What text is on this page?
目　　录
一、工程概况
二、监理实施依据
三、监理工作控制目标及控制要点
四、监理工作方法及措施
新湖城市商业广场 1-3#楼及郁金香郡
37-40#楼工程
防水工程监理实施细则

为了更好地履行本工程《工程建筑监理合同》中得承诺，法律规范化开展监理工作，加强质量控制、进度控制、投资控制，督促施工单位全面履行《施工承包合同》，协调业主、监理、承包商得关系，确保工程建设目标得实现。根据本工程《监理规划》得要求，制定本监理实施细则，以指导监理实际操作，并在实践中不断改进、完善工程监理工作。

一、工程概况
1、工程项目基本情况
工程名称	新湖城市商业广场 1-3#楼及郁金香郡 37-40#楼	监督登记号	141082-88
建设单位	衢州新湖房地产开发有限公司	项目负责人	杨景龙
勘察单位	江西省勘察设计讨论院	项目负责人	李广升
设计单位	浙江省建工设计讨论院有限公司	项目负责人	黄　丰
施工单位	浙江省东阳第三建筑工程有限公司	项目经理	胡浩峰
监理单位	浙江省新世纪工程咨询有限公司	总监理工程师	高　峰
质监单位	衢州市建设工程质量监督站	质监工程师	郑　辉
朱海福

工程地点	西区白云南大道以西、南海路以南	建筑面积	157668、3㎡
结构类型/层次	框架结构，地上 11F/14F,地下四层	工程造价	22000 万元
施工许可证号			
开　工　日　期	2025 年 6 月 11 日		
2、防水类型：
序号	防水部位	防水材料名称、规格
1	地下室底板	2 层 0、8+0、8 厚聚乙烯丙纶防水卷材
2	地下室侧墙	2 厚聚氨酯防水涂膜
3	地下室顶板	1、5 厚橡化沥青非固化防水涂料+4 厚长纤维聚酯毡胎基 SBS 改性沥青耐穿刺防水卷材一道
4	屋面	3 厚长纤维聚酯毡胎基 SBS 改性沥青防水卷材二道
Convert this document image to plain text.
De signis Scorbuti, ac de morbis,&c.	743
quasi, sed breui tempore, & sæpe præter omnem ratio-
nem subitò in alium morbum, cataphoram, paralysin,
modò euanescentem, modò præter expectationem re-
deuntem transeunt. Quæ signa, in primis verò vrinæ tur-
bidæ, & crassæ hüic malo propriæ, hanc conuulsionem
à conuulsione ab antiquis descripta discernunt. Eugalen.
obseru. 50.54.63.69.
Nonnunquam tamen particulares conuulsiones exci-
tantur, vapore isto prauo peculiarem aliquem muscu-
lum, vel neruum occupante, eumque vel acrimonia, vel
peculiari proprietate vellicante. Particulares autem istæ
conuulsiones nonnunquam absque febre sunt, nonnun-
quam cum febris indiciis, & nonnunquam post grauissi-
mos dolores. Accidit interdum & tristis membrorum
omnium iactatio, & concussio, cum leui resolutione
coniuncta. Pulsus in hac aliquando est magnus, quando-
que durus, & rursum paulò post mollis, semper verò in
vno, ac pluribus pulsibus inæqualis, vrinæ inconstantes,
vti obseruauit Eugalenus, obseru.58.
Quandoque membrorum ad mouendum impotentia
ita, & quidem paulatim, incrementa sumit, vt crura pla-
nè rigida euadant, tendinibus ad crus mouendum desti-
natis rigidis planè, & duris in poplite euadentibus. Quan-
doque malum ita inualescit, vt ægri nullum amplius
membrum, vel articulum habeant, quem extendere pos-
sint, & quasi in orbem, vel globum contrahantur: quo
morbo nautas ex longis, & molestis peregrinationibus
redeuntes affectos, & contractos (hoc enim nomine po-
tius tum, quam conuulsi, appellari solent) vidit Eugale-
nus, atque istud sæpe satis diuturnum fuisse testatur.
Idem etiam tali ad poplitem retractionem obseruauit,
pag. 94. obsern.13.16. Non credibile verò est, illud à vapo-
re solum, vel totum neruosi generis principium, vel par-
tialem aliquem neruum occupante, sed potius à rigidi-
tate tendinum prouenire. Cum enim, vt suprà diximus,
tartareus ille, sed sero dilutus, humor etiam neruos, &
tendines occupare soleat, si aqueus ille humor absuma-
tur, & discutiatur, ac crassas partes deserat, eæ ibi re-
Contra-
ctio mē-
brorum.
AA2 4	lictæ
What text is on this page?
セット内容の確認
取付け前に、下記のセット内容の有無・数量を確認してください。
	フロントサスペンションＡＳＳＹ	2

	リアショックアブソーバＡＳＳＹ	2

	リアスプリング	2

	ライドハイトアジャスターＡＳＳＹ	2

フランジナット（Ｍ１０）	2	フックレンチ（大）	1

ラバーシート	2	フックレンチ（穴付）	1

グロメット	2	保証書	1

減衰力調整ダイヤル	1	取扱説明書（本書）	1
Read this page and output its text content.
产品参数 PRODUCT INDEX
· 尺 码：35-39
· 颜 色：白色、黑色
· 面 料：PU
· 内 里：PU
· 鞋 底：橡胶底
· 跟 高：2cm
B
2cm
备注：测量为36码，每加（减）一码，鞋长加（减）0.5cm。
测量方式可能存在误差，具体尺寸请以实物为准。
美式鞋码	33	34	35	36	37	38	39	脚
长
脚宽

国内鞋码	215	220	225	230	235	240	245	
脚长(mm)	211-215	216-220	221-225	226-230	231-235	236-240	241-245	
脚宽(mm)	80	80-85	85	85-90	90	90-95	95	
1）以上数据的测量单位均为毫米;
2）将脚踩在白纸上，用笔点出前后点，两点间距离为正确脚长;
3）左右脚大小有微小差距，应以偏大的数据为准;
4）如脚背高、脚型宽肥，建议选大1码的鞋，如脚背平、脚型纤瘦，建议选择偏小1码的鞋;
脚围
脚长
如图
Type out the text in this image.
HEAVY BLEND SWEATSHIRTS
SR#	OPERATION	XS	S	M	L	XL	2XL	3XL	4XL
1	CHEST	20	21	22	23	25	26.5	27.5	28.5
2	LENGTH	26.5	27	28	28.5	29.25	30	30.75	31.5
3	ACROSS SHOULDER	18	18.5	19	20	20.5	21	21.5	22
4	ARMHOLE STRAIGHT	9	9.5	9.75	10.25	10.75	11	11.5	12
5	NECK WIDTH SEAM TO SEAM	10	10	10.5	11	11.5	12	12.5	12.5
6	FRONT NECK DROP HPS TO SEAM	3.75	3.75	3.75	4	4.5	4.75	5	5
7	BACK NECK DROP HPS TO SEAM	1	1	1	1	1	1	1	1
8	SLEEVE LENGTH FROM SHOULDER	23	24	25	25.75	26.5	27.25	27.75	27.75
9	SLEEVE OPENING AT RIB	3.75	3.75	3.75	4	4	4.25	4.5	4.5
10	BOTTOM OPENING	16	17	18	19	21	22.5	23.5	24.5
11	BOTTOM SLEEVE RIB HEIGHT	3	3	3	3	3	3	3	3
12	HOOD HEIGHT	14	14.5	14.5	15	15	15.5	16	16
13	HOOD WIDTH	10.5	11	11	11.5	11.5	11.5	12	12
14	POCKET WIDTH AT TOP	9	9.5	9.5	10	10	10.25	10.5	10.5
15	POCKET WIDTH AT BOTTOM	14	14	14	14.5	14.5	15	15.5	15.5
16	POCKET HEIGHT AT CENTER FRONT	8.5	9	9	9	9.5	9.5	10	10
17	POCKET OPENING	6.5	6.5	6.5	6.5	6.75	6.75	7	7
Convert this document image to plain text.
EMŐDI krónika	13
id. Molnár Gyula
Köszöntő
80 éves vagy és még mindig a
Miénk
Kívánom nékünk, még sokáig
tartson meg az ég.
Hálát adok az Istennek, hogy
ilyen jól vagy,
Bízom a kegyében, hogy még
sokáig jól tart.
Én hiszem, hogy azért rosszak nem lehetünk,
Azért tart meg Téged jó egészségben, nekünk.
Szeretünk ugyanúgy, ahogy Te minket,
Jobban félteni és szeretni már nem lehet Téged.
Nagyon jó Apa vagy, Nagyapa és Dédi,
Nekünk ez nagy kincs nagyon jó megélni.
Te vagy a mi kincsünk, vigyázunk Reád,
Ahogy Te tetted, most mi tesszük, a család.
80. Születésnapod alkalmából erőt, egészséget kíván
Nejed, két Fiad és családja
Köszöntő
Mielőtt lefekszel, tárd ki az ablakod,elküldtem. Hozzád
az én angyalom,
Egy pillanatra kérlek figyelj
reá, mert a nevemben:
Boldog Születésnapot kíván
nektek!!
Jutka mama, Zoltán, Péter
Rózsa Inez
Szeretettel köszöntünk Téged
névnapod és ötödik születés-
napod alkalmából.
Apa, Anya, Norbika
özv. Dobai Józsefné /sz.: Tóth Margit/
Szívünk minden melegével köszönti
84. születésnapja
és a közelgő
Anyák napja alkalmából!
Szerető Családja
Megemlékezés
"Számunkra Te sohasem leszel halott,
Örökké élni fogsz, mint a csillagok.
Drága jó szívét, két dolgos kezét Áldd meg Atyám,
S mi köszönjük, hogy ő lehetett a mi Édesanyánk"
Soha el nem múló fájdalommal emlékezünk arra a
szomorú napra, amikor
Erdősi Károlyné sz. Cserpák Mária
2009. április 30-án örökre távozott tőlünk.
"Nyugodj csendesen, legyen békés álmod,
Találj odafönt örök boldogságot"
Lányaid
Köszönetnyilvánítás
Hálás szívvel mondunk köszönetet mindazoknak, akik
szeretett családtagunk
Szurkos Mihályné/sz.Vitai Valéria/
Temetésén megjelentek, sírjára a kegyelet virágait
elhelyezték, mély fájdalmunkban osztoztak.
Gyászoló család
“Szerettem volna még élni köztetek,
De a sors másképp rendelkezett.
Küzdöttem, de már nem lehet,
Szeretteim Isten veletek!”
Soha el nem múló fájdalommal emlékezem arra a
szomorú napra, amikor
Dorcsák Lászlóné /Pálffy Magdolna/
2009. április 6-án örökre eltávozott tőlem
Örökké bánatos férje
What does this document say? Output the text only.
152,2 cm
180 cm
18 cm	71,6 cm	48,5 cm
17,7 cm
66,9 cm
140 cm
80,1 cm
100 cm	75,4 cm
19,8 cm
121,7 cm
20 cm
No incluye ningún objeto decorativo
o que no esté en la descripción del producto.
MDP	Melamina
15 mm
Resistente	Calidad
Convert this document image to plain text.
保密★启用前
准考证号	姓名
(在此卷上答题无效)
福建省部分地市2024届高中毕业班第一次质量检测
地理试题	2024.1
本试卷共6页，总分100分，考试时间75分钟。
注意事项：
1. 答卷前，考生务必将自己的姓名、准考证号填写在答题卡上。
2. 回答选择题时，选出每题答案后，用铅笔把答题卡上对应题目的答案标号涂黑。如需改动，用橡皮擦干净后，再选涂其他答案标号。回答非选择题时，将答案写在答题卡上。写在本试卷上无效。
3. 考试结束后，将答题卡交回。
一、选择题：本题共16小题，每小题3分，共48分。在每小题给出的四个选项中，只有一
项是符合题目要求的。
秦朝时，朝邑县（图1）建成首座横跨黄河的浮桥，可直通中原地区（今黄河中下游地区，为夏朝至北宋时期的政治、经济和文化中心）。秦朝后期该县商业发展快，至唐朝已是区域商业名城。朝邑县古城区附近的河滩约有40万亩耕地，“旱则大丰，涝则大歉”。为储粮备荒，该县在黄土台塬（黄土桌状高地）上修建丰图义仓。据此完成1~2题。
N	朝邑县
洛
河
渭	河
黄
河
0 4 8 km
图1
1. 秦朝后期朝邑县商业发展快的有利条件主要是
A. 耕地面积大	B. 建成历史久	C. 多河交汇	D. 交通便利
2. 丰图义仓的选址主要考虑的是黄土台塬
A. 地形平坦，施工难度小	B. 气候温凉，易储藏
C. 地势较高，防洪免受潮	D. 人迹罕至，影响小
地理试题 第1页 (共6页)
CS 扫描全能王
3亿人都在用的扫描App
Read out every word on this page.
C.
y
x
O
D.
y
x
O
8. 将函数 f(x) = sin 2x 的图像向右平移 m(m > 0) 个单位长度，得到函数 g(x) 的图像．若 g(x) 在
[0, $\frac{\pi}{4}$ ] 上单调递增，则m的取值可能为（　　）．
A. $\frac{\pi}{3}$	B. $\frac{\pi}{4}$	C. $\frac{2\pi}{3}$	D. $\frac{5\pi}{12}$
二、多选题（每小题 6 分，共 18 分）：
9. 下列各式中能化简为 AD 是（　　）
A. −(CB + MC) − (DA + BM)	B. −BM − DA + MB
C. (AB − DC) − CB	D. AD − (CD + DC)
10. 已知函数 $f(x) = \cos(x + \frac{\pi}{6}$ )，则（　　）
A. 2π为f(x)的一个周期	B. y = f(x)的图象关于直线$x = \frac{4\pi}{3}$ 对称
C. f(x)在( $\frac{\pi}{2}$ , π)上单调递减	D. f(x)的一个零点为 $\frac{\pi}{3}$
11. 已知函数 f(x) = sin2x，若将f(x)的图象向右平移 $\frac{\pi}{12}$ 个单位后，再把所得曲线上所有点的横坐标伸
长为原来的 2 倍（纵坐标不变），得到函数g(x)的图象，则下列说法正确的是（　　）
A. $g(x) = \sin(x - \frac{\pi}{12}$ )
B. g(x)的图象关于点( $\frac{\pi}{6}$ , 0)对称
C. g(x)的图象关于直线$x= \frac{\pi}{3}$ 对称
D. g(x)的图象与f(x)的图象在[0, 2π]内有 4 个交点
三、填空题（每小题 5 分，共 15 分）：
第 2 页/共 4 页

_To do_
Lines that hold the word "SEAM" are the ones to return, every one of them.

_Reply to the task_
5	NECK WIDTH SEAM TO SEAM	10	10	10.5	11	11.5	12	12.5	12.5
6	FRONT NECK DROP HPS TO SEAM	3.75	3.75	3.75	4	4.5	4.75	5	5
7	BACK NECK DROP HPS TO SEAM	1	1	1	1	1	1	1	1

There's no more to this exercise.